#### GIVEN REQUEST:
Using the entries below, output exactly the line containing "What does this" and all lines that follow it to the end.

[Records]
----------

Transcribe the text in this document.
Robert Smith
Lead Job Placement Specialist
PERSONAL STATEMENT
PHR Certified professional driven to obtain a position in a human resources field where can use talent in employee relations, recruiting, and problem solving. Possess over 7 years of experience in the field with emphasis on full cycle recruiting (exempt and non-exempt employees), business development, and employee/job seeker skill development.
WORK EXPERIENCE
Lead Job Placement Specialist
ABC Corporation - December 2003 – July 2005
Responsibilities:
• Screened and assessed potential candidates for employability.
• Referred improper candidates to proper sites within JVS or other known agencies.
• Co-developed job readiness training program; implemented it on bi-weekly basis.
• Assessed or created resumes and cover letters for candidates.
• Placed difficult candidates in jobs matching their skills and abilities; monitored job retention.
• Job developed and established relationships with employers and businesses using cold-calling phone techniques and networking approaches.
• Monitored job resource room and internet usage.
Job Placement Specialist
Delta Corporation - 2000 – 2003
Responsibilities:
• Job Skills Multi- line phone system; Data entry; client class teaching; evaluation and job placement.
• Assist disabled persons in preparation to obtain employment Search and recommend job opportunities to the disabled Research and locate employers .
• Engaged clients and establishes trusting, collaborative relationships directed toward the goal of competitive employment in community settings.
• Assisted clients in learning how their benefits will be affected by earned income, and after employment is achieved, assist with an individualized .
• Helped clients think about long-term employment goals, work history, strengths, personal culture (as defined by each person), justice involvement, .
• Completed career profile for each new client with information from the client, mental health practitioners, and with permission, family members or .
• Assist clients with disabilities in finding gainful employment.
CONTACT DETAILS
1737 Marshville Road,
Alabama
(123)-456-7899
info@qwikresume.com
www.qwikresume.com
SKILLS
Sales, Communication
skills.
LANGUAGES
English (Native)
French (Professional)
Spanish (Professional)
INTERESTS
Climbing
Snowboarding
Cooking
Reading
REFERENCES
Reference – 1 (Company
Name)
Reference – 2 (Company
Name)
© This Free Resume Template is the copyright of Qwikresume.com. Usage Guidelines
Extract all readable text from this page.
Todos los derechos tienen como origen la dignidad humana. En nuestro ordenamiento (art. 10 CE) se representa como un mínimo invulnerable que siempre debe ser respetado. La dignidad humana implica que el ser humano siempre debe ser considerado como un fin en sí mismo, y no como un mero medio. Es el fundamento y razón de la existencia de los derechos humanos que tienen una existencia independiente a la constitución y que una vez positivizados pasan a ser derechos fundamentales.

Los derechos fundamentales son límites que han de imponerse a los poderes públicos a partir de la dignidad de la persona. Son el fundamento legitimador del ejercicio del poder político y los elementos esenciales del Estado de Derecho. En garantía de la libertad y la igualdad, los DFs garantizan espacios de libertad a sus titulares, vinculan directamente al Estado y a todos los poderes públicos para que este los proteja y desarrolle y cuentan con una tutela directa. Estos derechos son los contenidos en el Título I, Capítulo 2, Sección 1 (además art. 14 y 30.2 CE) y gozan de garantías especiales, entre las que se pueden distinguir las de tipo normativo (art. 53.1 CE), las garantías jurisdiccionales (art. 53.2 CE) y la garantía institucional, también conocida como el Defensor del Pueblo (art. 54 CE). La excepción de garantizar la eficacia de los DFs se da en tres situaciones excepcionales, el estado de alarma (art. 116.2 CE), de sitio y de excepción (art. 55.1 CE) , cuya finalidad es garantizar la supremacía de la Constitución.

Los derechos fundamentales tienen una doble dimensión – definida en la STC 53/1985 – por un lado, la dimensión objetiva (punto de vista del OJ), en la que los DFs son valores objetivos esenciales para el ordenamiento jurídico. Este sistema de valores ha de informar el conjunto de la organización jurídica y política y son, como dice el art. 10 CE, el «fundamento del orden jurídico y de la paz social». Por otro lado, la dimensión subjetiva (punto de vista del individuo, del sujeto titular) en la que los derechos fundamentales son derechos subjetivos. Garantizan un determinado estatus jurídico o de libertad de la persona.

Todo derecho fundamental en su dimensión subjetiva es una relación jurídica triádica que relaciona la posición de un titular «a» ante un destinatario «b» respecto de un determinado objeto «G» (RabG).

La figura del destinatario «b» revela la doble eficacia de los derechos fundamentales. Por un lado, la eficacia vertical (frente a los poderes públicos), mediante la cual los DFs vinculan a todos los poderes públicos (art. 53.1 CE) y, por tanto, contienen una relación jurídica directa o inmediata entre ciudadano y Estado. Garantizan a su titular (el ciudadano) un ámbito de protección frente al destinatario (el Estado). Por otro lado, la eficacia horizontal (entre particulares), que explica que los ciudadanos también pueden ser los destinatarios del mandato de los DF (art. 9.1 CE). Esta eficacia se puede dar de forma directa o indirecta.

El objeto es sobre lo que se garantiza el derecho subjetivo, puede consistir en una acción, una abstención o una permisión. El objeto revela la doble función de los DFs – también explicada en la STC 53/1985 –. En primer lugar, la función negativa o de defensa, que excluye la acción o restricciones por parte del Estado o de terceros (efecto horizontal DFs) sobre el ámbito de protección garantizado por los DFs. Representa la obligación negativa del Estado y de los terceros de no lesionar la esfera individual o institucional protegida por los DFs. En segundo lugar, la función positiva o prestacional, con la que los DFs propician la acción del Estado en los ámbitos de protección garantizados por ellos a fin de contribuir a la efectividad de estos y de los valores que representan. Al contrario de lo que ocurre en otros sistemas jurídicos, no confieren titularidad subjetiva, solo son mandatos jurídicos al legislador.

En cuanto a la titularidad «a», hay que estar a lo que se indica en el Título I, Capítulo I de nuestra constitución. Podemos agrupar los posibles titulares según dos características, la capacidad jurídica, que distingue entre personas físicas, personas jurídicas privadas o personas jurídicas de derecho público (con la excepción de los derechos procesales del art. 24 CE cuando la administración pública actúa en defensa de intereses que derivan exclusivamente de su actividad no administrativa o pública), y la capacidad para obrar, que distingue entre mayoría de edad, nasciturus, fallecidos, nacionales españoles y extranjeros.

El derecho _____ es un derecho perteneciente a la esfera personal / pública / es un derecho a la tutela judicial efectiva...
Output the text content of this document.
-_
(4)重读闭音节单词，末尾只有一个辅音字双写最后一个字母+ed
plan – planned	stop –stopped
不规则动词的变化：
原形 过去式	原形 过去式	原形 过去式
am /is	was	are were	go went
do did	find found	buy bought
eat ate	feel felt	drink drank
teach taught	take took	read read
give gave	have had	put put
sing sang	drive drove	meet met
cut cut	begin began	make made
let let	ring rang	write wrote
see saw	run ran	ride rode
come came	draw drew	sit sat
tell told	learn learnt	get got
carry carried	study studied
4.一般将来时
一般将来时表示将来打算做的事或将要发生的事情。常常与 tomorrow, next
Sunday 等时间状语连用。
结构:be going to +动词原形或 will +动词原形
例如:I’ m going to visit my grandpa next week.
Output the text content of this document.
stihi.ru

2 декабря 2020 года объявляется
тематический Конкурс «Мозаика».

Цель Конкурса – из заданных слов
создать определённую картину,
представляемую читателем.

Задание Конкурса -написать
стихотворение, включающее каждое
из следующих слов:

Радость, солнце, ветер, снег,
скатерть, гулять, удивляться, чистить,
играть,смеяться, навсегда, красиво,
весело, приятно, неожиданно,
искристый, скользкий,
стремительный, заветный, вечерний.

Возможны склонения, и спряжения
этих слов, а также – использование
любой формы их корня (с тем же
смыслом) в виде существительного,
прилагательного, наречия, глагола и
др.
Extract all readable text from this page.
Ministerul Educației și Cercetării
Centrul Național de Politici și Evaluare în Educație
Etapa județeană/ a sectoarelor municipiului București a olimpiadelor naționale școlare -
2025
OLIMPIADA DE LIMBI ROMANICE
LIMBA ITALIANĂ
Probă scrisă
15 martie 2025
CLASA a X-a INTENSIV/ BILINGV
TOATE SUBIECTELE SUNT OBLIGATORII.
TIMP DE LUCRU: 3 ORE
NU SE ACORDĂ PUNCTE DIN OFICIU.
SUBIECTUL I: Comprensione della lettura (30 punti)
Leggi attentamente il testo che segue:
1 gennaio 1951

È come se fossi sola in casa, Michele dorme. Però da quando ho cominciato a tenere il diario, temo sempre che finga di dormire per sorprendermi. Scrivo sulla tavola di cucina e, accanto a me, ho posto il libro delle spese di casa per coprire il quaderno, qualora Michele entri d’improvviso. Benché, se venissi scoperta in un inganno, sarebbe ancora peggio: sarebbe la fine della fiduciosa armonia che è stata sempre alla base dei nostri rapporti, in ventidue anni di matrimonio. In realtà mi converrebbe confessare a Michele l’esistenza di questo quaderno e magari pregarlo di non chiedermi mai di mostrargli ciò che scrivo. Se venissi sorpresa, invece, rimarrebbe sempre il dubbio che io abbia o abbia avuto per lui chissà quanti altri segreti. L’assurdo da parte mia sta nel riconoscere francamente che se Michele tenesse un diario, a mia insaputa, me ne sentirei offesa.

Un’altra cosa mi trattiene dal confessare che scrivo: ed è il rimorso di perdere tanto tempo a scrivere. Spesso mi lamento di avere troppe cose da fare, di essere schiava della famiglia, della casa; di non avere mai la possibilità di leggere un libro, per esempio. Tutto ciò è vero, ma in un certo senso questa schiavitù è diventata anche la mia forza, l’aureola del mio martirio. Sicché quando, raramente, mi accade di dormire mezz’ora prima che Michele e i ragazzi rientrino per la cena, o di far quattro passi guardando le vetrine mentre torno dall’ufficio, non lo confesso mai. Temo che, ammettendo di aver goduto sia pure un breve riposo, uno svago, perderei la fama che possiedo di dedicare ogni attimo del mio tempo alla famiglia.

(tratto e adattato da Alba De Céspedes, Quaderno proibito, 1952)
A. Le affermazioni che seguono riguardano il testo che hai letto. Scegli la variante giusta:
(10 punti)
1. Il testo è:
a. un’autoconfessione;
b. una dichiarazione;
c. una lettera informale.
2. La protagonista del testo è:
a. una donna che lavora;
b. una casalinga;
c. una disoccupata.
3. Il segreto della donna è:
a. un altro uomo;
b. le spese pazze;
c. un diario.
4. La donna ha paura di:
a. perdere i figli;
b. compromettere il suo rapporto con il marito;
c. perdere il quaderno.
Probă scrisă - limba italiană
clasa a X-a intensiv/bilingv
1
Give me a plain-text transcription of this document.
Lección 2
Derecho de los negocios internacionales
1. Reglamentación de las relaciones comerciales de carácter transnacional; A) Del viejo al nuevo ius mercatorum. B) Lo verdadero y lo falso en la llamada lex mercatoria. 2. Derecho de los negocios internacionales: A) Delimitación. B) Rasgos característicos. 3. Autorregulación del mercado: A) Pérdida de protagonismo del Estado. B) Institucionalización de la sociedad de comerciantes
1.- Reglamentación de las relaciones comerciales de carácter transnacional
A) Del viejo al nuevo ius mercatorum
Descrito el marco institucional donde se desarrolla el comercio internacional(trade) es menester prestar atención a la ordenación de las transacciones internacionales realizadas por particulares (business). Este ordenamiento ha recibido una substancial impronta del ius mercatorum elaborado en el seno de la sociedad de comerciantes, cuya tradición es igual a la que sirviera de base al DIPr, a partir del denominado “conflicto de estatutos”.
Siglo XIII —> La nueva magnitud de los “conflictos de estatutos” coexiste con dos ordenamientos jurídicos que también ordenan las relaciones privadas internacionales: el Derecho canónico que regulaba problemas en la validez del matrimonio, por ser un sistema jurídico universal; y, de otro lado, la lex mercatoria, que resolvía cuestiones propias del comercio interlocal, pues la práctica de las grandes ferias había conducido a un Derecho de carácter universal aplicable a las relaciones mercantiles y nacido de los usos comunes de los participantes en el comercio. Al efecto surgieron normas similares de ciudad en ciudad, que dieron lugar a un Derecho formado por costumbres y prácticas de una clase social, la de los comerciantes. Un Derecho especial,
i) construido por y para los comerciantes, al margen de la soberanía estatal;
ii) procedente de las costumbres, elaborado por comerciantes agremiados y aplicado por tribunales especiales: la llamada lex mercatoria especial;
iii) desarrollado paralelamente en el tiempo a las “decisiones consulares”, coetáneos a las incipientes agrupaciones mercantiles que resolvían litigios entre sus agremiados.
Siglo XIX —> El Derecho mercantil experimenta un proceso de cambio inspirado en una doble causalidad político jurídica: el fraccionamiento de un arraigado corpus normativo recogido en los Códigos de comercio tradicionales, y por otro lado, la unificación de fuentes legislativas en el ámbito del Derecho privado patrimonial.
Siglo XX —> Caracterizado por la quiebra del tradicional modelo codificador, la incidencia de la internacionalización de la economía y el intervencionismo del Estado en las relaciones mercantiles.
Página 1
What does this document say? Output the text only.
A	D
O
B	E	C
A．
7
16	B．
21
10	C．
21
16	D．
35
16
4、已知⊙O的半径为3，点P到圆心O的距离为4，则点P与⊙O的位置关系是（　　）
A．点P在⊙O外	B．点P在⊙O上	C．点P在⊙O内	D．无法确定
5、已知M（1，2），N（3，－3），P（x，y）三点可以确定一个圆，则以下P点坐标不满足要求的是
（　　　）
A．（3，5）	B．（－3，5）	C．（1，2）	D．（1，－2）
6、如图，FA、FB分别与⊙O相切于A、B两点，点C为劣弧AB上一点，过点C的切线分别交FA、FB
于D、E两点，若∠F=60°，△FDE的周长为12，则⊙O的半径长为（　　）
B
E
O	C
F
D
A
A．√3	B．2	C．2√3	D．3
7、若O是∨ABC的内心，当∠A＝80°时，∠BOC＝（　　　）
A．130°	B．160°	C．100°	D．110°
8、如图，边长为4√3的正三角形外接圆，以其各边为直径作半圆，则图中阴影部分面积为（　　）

----------

#### SOLUTION:
What does this document say? Output the text only.
A	D
O
B	E	C
A．
7
16	B．
21
10	C．
21
16	D．
35
16
4、已知⊙O的半径为3，点P到圆心O的距离为4，则点P与⊙O的位置关系是（　　）
A．点P在⊙O外	B．点P在⊙O上	C．点P在⊙O内	D．无法确定
5、已知M（1，2），N（3，－3），P（x，y）三点可以确定一个圆，则以下P点坐标不满足要求的是
（　　　）
A．（3，5）	B．（－3，5）	C．（1，2）	D．（1，－2）
6、如图，FA、FB分别与⊙O相切于A、B两点，点C为劣弧AB上一点，过点C的切线分别交FA、FB
于D、E两点，若∠F=60°，△FDE的周长为12，则⊙O的半径长为（　　）
B
E
O	C
F
D
A
A．√3	B．2	C．2√3	D．3
7、若O是∨ABC的内心，当∠A＝80°时，∠BOC＝（　　　）
A．130°	B．160°	C．100°	D．110°
8、如图，边长为4√3的正三角形外接圆，以其各边为直径作半圆，则图中阴影部分面积为（　　）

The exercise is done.